Text section:
Do you have trouble staying balanced over your feet? Does your saddle slip back during your ride? Does your horse hollow his back, go on the forehand or take 20 minutes to “warm up” before he is ready to work? Maybe he is trying to tell you something!
Next time you tack up pay attention to where you are placing your saddle. Do you put it over the withers? Is it on your horse’s shoulder blades? Is the seat angled high to low from front to rear? A too-narrow saddle may be the cause but many riders place the saddle too far forward on the horse’s back, tipping the saddle out of balance, causing pressure points, back soreness, front end lameness and making it difficult to ride in balance. If your saddle isn’t fitting well the 20-minute warm up could indicate that your horse must become deadened to the pain before he begins to more freely.
A level saddle will distribute the rider’s weight over a larger surface area, decreasing the pressure in any one place and positioning the leg underneath when the stirrup bar is correctly positioned. The rider has an ear, shoulder, hip, and ankle alignment on the flat with the leather hanging vertically. For jumping the stirrup bar should be further forward so that the rider remains over her feet.

Exercise A:
Answer these questions from the saddle passage:
(i) How many minutes does the passage say a horse may take to warm up before he is ready to work?
(ii) According to the passage, what does a level saddle spread over a larger surface area?
(iii) Where should the stirrup bar be for jumping?
Exercise B: From the saddle passage, extract the part that opens with the words containing "A level saddle" and closes with "over her feet.", copying it word for word.

Given information:

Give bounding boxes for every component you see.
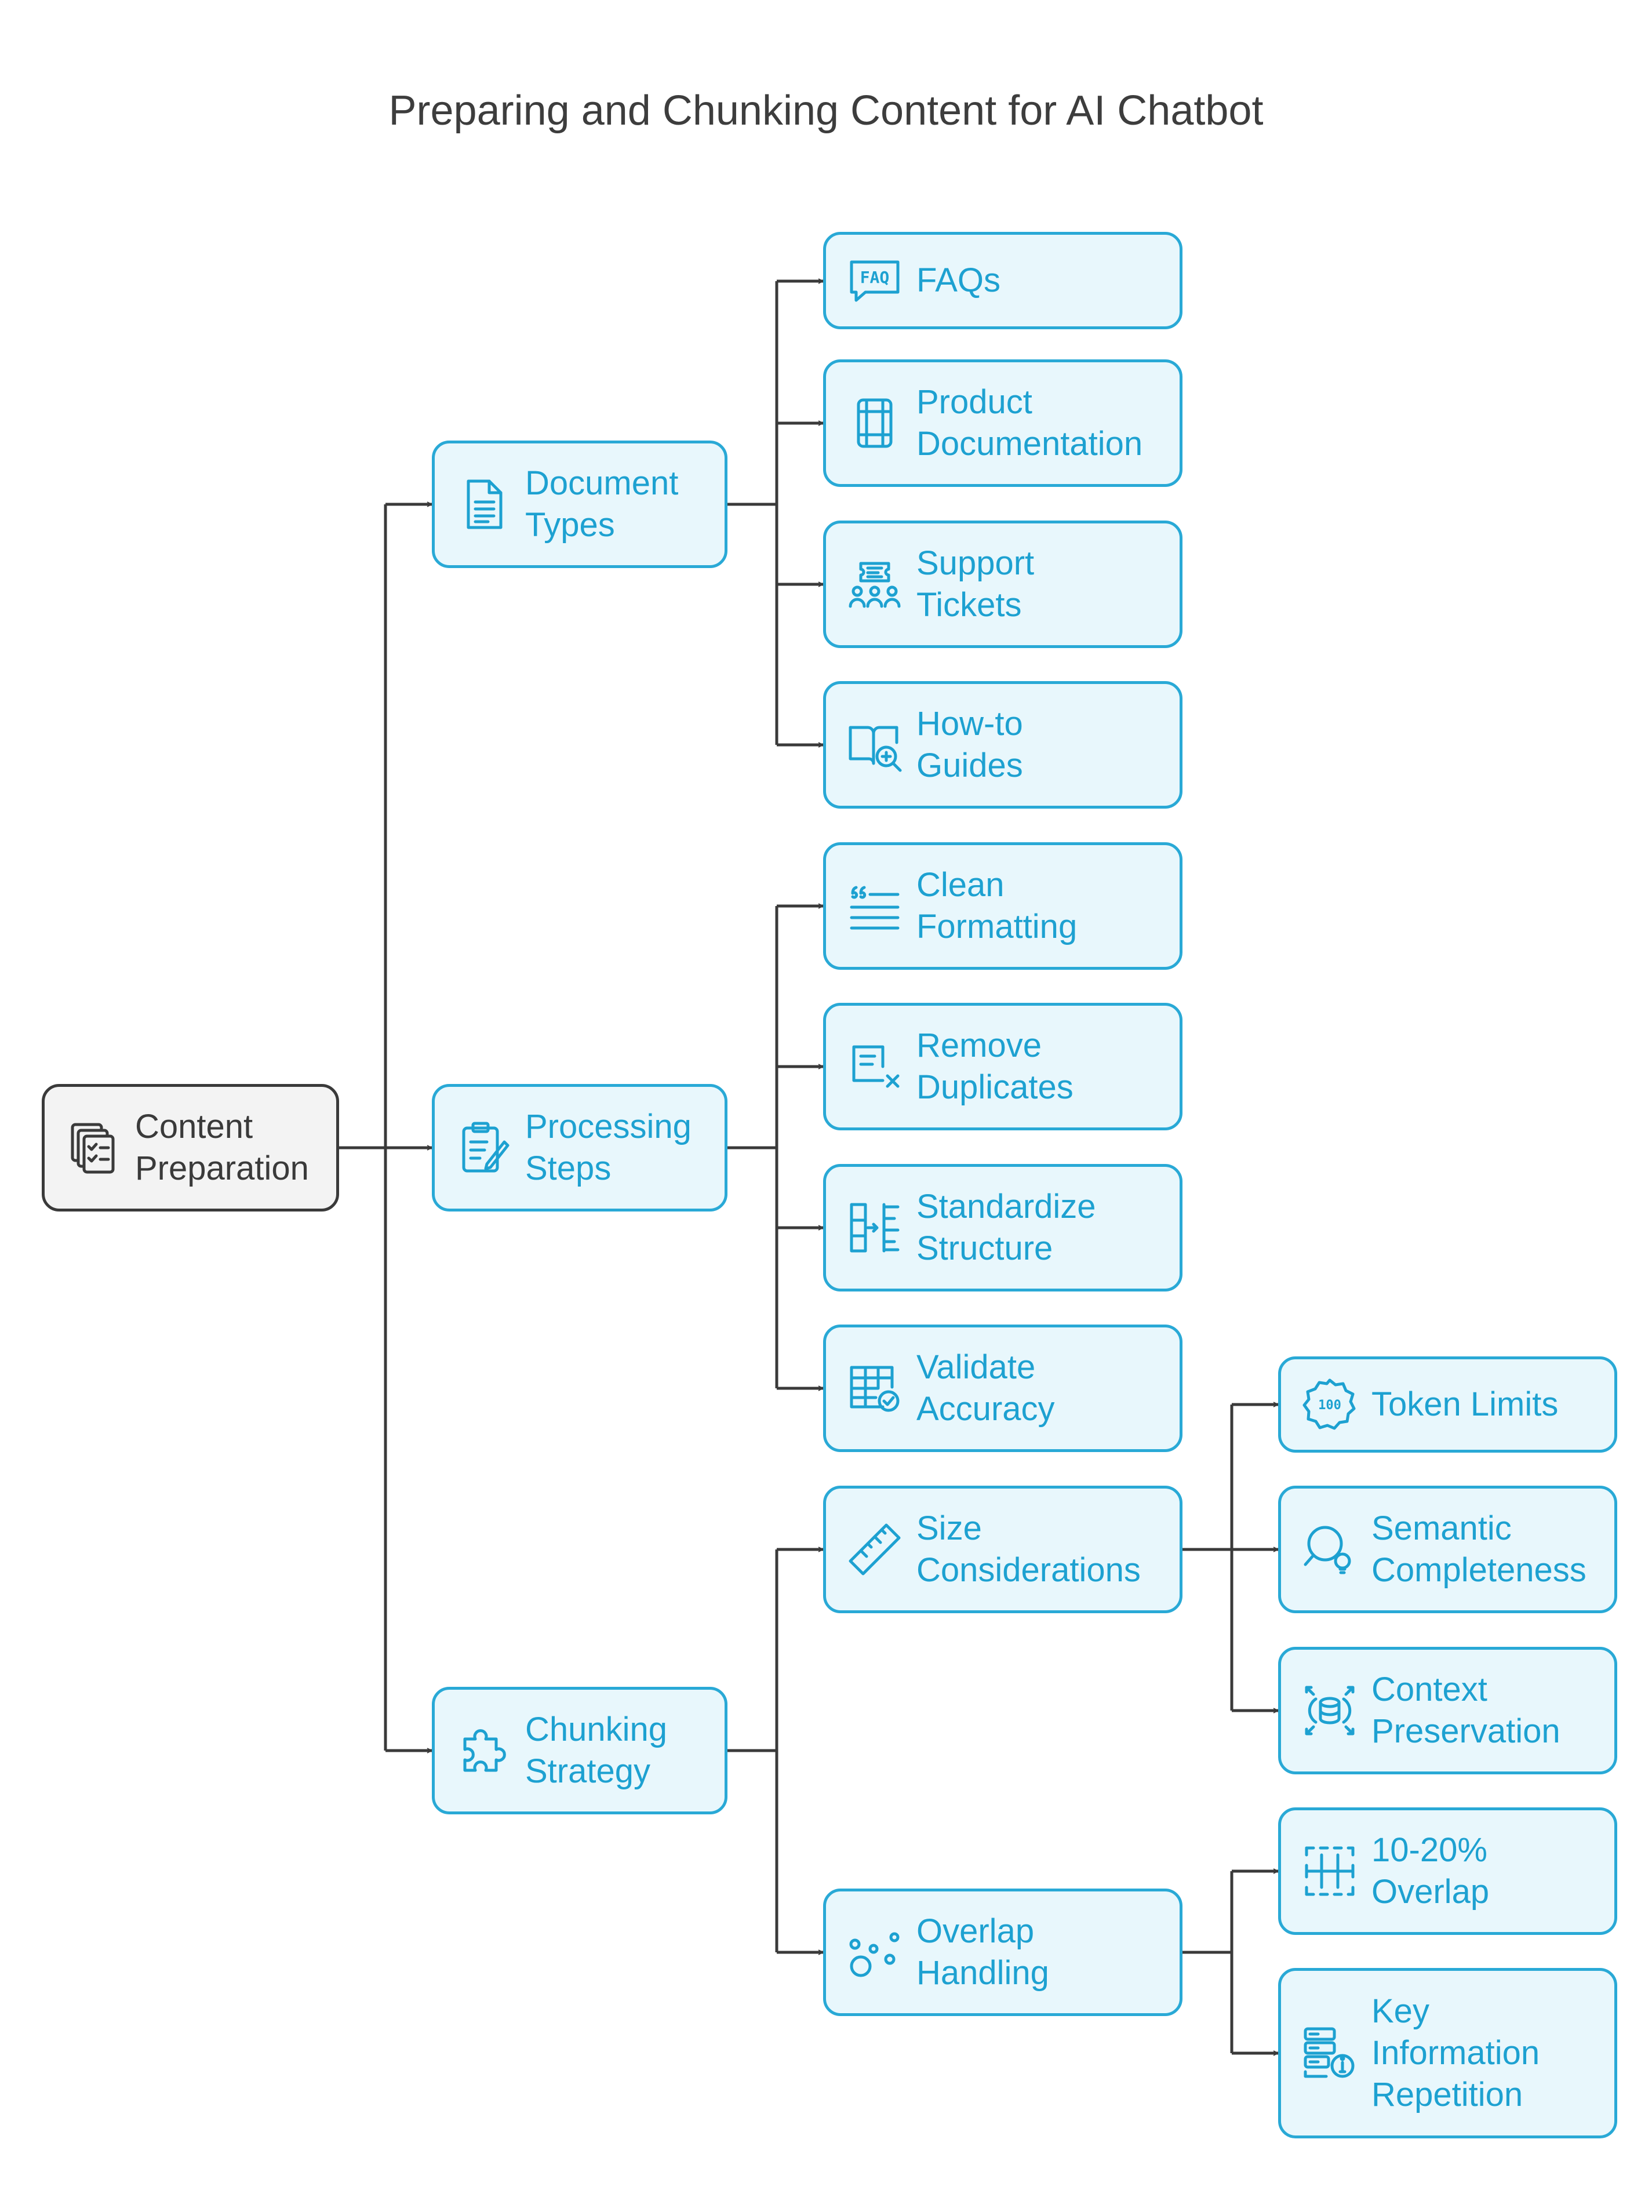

Finished answer A:
(i) 20 minutes.
(ii) The rider's weight.
(iii) Further forward, so that the rider remains over her feet.

Finished answer B:
A level saddle will distribute the rider’s weight over a larger surface area, decreasing the pressure in any one place and positioning the leg underneath when the stirrup bar is correctly positioned. The rider has an ear, shoulder, hip, and ankle alignment on the flat with the leather hanging vertically. For jumping the stirrup bar should be further forward so that the rider remains over her feet.